Rewrite the records below, switching every "bounding boxes" to "box coordinates" and leaving everything else unchanged. Omit the pictures from your answer.

_Extracted entries_
((

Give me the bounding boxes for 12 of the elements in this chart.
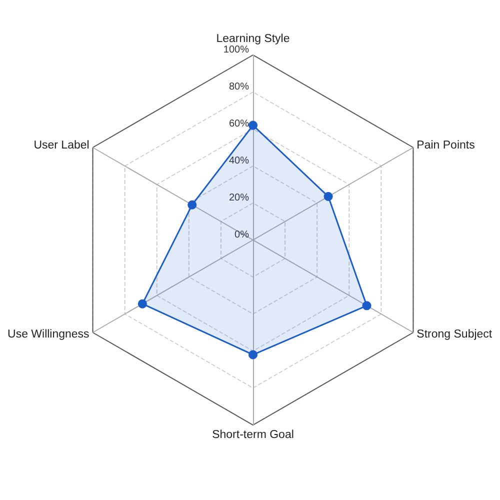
y-tick-label: 80% — [228, 82, 250, 92]
spoke-label: Pain Points — [416, 140, 476, 152]
y-tick-label: 0% — [234, 230, 250, 240]
spoke-label: User Label — [34, 140, 90, 152]
spoke-label: Use Willingness — [8, 328, 90, 340]
y-tick-label: 60% — [228, 118, 250, 130]
y-tick-label: 40% — [228, 156, 250, 166]
spoke-label: Strong Subject — [416, 328, 493, 340]
spoke-label: Learning Style — [216, 33, 290, 46]
y-tick-label: 20% — [228, 192, 250, 204]
spoke-label: Short-term Goal — [212, 429, 294, 441]
y-tick-label: 100% — [223, 44, 250, 56]
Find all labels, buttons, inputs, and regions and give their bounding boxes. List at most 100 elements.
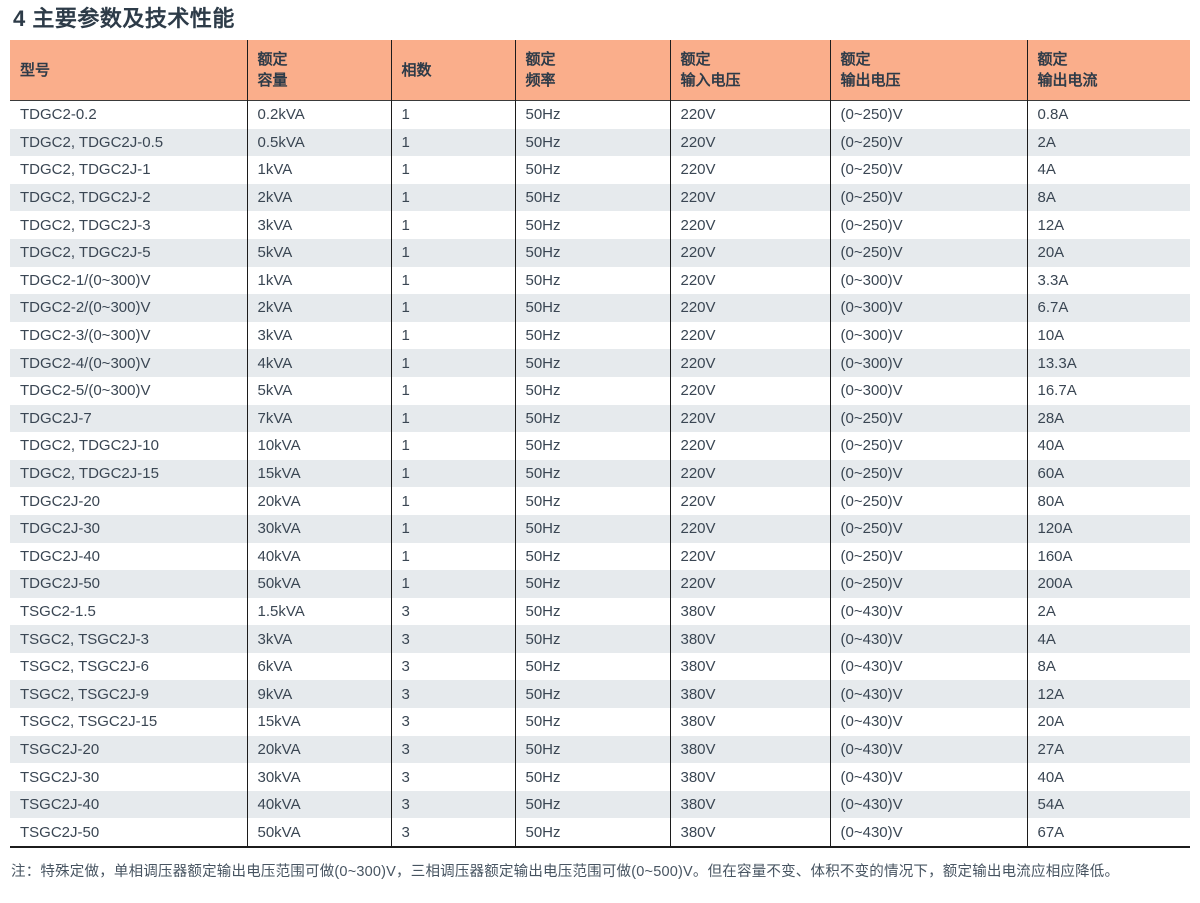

))

_The answer_
Give me the box coordinates for 12 of the elements in this chart.
y-tick-label: 80% — [228, 82, 250, 92]
spoke-label: Pain Points — [416, 140, 476, 152]
y-tick-label: 0% — [234, 230, 250, 240]
spoke-label: User Label — [34, 140, 90, 152]
spoke-label: Use Willingness — [8, 328, 90, 340]
y-tick-label: 60% — [228, 118, 250, 130]
y-tick-label: 40% — [228, 156, 250, 166]
spoke-label: Strong Subject — [416, 328, 493, 340]
spoke-label: Learning Style — [216, 33, 290, 46]
y-tick-label: 20% — [228, 192, 250, 204]
spoke-label: Short-term Goal — [212, 429, 294, 441]
y-tick-label: 100% — [223, 44, 250, 56]
Find all labels, buttons, inputs, and regions and give their box coordinates. List at most 100 elements.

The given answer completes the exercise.